• _WHAT YOU SHOULD DO_:
Return every entry exactly.

start LISTED RECORDS

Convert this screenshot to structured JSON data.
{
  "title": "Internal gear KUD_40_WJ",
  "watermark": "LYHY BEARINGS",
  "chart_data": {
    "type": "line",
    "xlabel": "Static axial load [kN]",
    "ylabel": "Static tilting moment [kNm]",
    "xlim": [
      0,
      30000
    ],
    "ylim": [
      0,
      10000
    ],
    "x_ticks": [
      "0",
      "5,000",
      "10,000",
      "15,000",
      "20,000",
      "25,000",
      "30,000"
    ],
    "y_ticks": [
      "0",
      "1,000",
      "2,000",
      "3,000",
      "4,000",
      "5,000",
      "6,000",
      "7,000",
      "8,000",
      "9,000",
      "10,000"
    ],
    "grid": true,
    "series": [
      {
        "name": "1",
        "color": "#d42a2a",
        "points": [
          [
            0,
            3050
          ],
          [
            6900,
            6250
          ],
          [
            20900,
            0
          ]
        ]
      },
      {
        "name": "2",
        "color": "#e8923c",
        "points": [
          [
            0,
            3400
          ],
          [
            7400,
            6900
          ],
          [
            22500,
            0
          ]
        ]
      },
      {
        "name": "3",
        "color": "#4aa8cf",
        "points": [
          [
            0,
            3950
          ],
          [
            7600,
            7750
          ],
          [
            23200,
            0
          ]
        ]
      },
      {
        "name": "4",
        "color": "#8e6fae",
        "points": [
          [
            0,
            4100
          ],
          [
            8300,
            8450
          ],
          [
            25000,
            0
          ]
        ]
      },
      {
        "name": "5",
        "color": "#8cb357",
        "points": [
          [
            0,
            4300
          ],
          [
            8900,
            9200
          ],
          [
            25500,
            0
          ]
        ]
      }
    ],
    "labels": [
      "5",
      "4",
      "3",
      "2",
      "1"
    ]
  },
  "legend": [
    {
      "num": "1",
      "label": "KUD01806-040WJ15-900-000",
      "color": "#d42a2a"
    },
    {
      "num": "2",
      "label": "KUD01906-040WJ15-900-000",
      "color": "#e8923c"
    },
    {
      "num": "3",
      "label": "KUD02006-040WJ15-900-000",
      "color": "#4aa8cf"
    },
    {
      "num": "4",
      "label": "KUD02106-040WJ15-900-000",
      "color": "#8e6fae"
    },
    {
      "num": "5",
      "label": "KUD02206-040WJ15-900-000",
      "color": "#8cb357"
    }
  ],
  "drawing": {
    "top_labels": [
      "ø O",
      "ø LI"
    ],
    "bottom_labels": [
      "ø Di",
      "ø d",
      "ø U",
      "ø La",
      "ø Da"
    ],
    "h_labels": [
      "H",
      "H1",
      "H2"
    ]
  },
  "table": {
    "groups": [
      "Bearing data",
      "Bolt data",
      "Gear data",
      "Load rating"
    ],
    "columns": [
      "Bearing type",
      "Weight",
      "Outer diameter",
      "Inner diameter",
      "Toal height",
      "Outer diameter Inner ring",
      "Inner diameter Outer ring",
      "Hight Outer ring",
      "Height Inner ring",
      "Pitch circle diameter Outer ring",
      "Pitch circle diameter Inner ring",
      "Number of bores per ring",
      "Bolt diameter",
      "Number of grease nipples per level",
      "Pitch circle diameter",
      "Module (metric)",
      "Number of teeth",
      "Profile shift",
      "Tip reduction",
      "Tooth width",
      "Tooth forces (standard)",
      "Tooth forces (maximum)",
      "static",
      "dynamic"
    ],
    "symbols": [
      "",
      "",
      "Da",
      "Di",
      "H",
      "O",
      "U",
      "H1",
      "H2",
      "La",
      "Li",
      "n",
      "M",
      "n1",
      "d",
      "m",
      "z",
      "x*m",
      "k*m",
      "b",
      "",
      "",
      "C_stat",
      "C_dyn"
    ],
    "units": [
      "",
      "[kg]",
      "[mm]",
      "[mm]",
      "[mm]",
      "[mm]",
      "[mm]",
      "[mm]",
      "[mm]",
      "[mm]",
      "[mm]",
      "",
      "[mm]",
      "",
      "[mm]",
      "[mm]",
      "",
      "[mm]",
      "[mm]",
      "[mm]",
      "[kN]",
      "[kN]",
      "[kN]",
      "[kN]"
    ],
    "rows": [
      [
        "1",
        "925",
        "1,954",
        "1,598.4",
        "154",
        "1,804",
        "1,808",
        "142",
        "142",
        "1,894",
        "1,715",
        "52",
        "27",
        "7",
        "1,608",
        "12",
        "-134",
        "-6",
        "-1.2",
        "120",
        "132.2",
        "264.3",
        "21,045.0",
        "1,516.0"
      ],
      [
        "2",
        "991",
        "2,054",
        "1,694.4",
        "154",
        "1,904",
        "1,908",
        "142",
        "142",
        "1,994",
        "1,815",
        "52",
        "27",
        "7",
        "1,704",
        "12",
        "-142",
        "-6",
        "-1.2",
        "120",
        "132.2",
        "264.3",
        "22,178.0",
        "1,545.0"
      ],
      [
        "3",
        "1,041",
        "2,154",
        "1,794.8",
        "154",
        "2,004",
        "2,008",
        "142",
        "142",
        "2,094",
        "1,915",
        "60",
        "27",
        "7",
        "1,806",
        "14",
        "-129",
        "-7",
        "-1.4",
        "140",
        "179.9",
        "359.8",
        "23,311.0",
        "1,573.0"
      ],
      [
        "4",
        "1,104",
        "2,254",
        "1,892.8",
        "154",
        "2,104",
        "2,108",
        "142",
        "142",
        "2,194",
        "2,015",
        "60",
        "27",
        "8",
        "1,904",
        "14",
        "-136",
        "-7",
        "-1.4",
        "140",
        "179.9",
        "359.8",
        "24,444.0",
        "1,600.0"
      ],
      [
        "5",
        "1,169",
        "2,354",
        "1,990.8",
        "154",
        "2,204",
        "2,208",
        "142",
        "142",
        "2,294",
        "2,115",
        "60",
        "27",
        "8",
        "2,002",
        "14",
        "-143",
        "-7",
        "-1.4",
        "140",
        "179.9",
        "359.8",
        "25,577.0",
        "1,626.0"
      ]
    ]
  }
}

end LISTED RECORDS

• _FINISHED TASK_:
Convert this screenshot to structured JSON data.
{
  "title": "Internal gear KUD_40_WJ",
  "watermark": "LYHY BEARINGS",
  "chart_data": {
    "type": "line",
    "xlabel": "Static axial load [kN]",
    "ylabel": "Static tilting moment [kNm]",
    "xlim": [
      0,
      30000
    ],
    "ylim": [
      0,
      10000
    ],
    "x_ticks": [
      "0",
      "5,000",
      "10,000",
      "15,000",
      "20,000",
      "25,000",
      "30,000"
    ],
    "y_ticks": [
      "0",
      "1,000",
      "2,000",
      "3,000",
      "4,000",
      "5,000",
      "6,000",
      "7,000",
      "8,000",
      "9,000",
      "10,000"
    ],
    "grid": true,
    "series": [
      {
        "name": "1",
        "color": "#d42a2a",
        "points": [
          [
            0,
            3050
          ],
          [
            6900,
            6250
          ],
          [
            20900,
            0
          ]
        ]
      },
      {
        "name": "2",
        "color": "#e8923c",
        "points": [
          [
            0,
            3400
          ],
          [
            7400,
            6900
          ],
          [
            22500,
            0
          ]
        ]
      },
      {
        "name": "3",
        "color": "#4aa8cf",
        "points": [
          [
            0,
            3950
          ],
          [
            7600,
            7750
          ],
          [
            23200,
            0
          ]
        ]
      },
      {
        "name": "4",
        "color": "#8e6fae",
        "points": [
          [
            0,
            4100
          ],
          [
            8300,
            8450
          ],
          [
            25000,
            0
          ]
        ]
      },
      {
        "name": "5",
        "color": "#8cb357",
        "points": [
          [
            0,
            4300
          ],
          [
            8900,
            9200
          ],
          [
            25500,
            0
          ]
        ]
      }
    ],
    "labels": [
      "5",
      "4",
      "3",
      "2",
      "1"
    ]
  },
  "legend": [
    {
      "num": "1",
      "label": "KUD01806-040WJ15-900-000",
      "color": "#d42a2a"
    },
    {
      "num": "2",
      "label": "KUD01906-040WJ15-900-000",
      "color": "#e8923c"
    },
    {
      "num": "3",
      "label": "KUD02006-040WJ15-900-000",
      "color": "#4aa8cf"
    },
    {
      "num": "4",
      "label": "KUD02106-040WJ15-900-000",
      "color": "#8e6fae"
    },
    {
      "num": "5",
      "label": "KUD02206-040WJ15-900-000",
      "color": "#8cb357"
    }
  ],
  "drawing": {
    "top_labels": [
      "ø O",
      "ø LI"
    ],
    "bottom_labels": [
      "ø Di",
      "ø d",
      "ø U",
      "ø La",
      "ø Da"
    ],
    "h_labels": [
      "H",
      "H1",
      "H2"
    ]
  },
  "table": {
    "groups": [
      "Bearing data",
      "Bolt data",
      "Gear data",
      "Load rating"
    ],
    "columns": [
      "Bearing type",
      "Weight",
      "Outer diameter",
      "Inner diameter",
      "Toal height",
      "Outer diameter Inner ring",
      "Inner diameter Outer ring",
      "Hight Outer ring",
      "Height Inner ring",
      "Pitch circle diameter Outer ring",
      "Pitch circle diameter Inner ring",
      "Number of bores per ring",
      "Bolt diameter",
      "Number of grease nipples per level",
      "Pitch circle diameter",
      "Module (metric)",
      "Number of teeth",
      "Profile shift",
      "Tip reduction",
      "Tooth width",
      "Tooth forces (standard)",
      "Tooth forces (maximum)",
      "static",
      "dynamic"
    ],
    "symbols": [
      "",
      "",
      "Da",
      "Di",
      "H",
      "O",
      "U",
      "H1",
      "H2",
      "La",
      "Li",
      "n",
      "M",
      "n1",
      "d",
      "m",
      "z",
      "x*m",
      "k*m",
      "b",
      "",
      "",
      "C_stat",
      "C_dyn"
    ],
    "units": [
      "",
      "[kg]",
      "[mm]",
      "[mm]",
      "[mm]",
      "[mm]",
      "[mm]",
      "[mm]",
      "[mm]",
      "[mm]",
      "[mm]",
      "",
      "[mm]",
      "",
      "[mm]",
      "[mm]",
      "",
      "[mm]",
      "[mm]",
      "[mm]",
      "[kN]",
      "[kN]",
      "[kN]",
      "[kN]"
    ],
    "rows": [
      [
        "1",
        "925",
        "1,954",
        "1,598.4",
        "154",
        "1,804",
        "1,808",
        "142",
        "142",
        "1,894",
        "1,715",
        "52",
        "27",
        "7",
        "1,608",
        "12",
        "-134",
        "-6",
        "-1.2",
        "120",
        "132.2",
        "264.3",
        "21,045.0",
        "1,516.0"
      ],
      [
        "2",
        "991",
        "2,054",
        "1,694.4",
        "154",
        "1,904",
        "1,908",
        "142",
        "142",
        "1,994",
        "1,815",
        "52",
        "27",
        "7",
        "1,704",
        "12",
        "-142",
        "-6",
        "-1.2",
        "120",
        "132.2",
        "264.3",
        "22,178.0",
        "1,545.0"
      ],
      [
        "3",
        "1,041",
        "2,154",
        "1,794.8",
        "154",
        "2,004",
        "2,008",
        "142",
        "142",
        "2,094",
        "1,915",
        "60",
        "27",
        "7",
        "1,806",
        "14",
        "-129",
        "-7",
        "-1.4",
        "140",
        "179.9",
        "359.8",
        "23,311.0",
        "1,573.0"
      ],
      [
        "4",
        "1,104",
        "2,254",
        "1,892.8",
        "154",
        "2,104",
        "2,108",
        "142",
        "142",
        "2,194",
        "2,015",
        "60",
        "27",
        "8",
        "1,904",
        "14",
        "-136",
        "-7",
        "-1.4",
        "140",
        "179.9",
        "359.8",
        "24,444.0",
        "1,600.0"
      ],
      [
        "5",
        "1,169",
        "2,354",
        "1,990.8",
        "154",
        "2,204",
        "2,208",
        "142",
        "142",
        "2,294",
        "2,115",
        "60",
        "27",
        "8",
        "2,002",
        "14",
        "-143",
        "-7",
        "-1.4",
        "140",
        "179.9",
        "359.8",
        "25,577.0",
        "1,626.0"
      ]
    ]
  }
}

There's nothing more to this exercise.